— Start TEXT EXTRACT —

Establish BGP sessions for aiml-vpc

  1. In the Cloud Shell, create the first BGP interface:

    gcloud compute routers add-interface aiml-cr-us-central1 \
        --interface-name if-tunnel0-to-onprem \
        --ip-address 169.254.1.1 \
        --mask-length 30 \
        --vpn-tunnel aiml-vpc-tunnel0 \
        --region us-central1
    
  2. Create the first BGP peer:

    gcloud compute routers add-bgp-peer aiml-cr-us-central1 \
        --peer-name bgp-on-premises-tunnel0 \
        --interface if-tunnel1-to-onprem \
        --peer-ip-address 169.254.1.2 \
        --peer-asn 65002 \
        --region us-central1
    
  3. Create the second BGP interface:

    gcloud compute routers add-interface aiml-cr-us-central1 \
        --interface-name if-tunnel1-to-onprem \
        --ip-address 169.254.2.1 \
        --mask-length 30 \
        --vpn-tunnel aiml-vpc-tunnel1 \
        --region us-central1
    
  4. Create the second BGP peer:

    gcloud compute routers add-bgp-peer aiml-cr-us-central1 \
        --peer-name bgp-on-premises-tunnel1 \
        --interface if-tunnel2-to-onprem \
        --peer-ip-address 169.254.2.2 \
        --peer-asn 65002 \
        --region us-central1
    

Establish BGP sessions for on-prem-vpc

  1. Create the first BGP interface:

    gcloud compute routers add-interface on-prem-cr-us-central1 \
        --interface-name if-tunnel0-to-aiml-vpc \
        --ip-address 169.254.1.2 \
        --mask-length 30 \
        --vpn-tunnel on-prem-tunnel0 \
        --region us-central1
    
  2. Create the first BGP peer:

    gcloud compute routers add-bgp-peer on-prem-cr-us-central1 \
        --peer-name bgp-aiml-vpc-tunnel0 \
        --interface if-tunnel1-to-aiml-vpc \
        --peer-ip-address 169.254.1.1 \
        --peer-asn 65001 \
        --region us-central1
    
  3. Create the second BGP interface:

    gcloud compute routers add-interface on-prem-cr-us-central1 \
        --interface-name if-tunnel1-to-aiml-vpc \
        --ip-address 169.254.2.2 \
        --mask-length 30 \
        --vpn-tunnel on-prem-tunnel1 \
        --region us-central1
    
  4. Create the second BGP peer:

    gcloud compute routers add-bgp-peer on-prem-cr-us-central1 \
        --peer-name bgp-aiml-vpc-tunnel1 \
        --interface if-tunnel2-to-aiml-vpc \
        --peer-ip-address 169.254.2.1 \
        --peer-asn 65001 \
        --region us-central1
    

Validate BGP session creation

  1. In the Google Cloud console, go to the VPN page.

    Go to VPN

  2. On the VPN page, click the Cloud VPN Tunnels tab.

— End TEXT EXTRACT —
— Start RECORDS FOR PROCESSING —

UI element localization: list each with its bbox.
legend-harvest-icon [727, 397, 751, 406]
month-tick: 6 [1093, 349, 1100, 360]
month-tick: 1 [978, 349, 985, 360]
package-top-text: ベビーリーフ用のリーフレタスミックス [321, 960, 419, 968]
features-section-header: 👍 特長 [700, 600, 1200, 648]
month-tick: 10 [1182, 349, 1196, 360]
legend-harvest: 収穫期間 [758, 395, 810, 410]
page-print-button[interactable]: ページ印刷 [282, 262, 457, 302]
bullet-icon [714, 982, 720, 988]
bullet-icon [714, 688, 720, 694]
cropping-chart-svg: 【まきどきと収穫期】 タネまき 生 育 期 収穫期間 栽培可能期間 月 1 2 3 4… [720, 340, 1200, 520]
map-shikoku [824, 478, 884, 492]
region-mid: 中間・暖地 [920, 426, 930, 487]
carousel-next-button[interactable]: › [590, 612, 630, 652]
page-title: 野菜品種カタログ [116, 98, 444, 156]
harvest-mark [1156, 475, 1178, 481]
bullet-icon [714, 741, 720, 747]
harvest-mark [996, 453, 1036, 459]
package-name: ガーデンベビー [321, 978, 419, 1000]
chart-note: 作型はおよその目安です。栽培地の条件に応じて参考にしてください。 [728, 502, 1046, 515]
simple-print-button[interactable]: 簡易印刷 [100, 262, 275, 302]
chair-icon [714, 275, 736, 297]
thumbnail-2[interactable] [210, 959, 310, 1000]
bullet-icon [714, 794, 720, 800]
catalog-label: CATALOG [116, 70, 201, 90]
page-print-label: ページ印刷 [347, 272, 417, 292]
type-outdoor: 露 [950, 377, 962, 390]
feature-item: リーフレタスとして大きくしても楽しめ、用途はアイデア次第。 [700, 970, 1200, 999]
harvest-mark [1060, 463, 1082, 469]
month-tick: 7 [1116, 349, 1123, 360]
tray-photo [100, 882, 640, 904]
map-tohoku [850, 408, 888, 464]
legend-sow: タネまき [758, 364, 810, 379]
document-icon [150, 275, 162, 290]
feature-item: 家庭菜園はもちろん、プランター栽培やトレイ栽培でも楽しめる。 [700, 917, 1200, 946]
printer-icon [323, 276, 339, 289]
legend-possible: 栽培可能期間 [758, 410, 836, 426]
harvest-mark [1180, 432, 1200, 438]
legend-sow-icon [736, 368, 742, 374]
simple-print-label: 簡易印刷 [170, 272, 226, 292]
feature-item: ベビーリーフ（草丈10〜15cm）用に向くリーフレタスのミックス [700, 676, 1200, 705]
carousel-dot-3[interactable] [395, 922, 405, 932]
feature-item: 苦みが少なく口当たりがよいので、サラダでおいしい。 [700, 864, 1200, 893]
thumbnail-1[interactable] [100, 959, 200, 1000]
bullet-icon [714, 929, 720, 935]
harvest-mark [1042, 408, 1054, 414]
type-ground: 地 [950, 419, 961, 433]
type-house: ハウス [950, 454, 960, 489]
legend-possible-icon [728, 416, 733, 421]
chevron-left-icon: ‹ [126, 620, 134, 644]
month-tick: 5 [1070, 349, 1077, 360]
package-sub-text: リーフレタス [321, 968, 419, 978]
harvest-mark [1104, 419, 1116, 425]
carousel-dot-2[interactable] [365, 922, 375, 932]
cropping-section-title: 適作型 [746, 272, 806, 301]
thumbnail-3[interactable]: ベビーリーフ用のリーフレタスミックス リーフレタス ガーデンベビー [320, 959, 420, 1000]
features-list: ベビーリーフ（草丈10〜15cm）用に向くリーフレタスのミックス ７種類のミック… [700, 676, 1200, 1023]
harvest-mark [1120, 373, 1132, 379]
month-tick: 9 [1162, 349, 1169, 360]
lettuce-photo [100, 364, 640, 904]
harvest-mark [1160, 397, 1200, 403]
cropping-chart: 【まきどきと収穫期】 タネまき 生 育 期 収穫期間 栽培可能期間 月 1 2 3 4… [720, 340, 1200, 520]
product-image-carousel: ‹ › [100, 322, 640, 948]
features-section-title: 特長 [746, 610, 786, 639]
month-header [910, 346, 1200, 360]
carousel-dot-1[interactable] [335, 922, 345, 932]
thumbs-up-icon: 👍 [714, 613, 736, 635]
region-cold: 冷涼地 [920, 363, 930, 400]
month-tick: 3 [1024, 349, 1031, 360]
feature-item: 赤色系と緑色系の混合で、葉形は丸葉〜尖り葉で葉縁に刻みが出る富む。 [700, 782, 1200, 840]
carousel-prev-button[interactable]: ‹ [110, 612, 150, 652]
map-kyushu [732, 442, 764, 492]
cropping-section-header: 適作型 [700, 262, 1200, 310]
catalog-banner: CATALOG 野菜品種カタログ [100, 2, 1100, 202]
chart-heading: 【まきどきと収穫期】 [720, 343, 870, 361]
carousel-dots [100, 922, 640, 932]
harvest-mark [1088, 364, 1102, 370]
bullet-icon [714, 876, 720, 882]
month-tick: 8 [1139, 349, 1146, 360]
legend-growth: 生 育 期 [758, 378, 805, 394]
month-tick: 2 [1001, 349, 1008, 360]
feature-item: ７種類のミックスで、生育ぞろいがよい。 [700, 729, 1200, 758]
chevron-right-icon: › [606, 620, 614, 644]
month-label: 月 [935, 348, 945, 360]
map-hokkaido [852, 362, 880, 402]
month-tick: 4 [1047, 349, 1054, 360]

— End RECORDS FOR PROCESSING —

_PROBLEMS_:
1. According to the BGP setup text, what is the purpose of going to the VPN page in the Google Cloud console and opening the Cloud VPN Tunnels tab? Answer in one to three sentences.
2. Rewrite the stretch of the listing from its start through the line containing "legend-harvest: 収穫期間 [758, 395, 810, 410]", replacing "month-tick" with "month-marker" and leaving everything else unchanged.

_WORKED ANSWERS_:
1. These steps appear under the heading "Validate BGP session creation." Their purpose is to confirm that the BGP sessions set up by the preceding commands for aiml-vpc and on-prem-vpc were created.

2.
UI element localization: list each with its bbox.
legend-harvest-icon [727, 397, 751, 406]
month-marker: 6 [1093, 349, 1100, 360]
month-marker: 1 [978, 349, 985, 360]
package-top-text: ベビーリーフ用のリーフレタスミックス [321, 960, 419, 968]
features-section-header: 👍 特長 [700, 600, 1200, 648]
month-marker: 10 [1182, 349, 1196, 360]
legend-harvest: 収穫期間 [758, 395, 810, 410]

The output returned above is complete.